(WHAT TO PRODUCE): Extract every line that contains the string "image".
-------- TASK INPUTS
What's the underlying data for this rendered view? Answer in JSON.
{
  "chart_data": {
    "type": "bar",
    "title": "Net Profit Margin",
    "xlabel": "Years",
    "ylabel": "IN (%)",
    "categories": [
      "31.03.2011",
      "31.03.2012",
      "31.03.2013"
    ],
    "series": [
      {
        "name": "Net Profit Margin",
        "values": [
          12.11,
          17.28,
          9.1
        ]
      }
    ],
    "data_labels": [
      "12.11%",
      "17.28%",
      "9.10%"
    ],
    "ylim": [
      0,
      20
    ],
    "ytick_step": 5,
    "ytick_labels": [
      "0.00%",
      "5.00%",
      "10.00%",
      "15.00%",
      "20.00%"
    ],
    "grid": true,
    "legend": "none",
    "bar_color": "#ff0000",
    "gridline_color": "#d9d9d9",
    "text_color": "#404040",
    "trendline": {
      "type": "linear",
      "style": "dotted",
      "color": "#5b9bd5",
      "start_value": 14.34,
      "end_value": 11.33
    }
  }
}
----------------
-------- TASK INPUTS
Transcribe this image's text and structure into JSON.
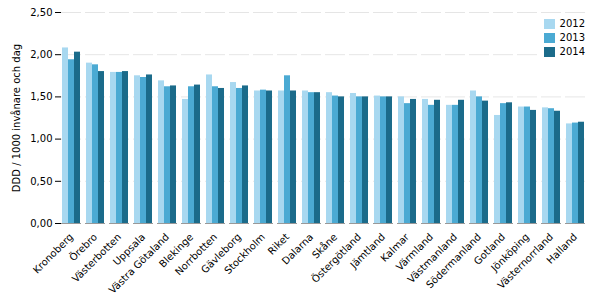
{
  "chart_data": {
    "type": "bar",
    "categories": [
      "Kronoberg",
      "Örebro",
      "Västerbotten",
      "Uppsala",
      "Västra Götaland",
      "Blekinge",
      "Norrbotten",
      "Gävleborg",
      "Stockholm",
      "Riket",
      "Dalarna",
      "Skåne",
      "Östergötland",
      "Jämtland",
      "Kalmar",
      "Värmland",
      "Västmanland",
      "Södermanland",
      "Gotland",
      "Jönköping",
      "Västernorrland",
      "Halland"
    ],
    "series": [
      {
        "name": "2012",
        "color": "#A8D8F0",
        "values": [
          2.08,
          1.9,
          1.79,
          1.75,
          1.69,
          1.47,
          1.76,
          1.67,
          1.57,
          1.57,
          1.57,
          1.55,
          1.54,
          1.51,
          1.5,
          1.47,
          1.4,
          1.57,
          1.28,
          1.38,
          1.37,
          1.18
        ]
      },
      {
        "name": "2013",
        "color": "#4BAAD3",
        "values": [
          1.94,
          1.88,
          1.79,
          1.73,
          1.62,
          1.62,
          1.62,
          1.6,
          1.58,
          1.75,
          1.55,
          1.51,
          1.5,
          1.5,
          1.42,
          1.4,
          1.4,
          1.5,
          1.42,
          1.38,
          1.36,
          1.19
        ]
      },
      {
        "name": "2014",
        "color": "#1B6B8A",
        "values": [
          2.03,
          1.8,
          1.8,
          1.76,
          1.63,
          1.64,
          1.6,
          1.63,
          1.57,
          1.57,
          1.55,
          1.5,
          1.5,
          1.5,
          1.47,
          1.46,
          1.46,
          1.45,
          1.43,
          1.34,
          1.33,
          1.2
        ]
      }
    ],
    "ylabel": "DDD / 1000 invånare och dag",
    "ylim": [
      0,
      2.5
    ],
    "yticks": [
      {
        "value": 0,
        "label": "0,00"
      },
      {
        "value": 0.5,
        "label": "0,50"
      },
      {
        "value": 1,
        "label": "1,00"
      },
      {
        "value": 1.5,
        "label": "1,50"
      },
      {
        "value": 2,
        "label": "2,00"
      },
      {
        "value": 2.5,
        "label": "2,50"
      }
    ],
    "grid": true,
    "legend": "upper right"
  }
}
----------------
-------- TASK INPUTS
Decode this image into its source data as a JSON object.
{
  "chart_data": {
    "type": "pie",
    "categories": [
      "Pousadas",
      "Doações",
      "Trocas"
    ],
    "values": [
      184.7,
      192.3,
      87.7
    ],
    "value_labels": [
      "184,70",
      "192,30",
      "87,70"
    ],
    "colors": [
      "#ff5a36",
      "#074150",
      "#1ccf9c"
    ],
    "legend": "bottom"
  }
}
----------------
(ANSWER TO THE TASK):
Transcribe this image's text and structure into JSON.
Decode this image into its source data as a JSON object.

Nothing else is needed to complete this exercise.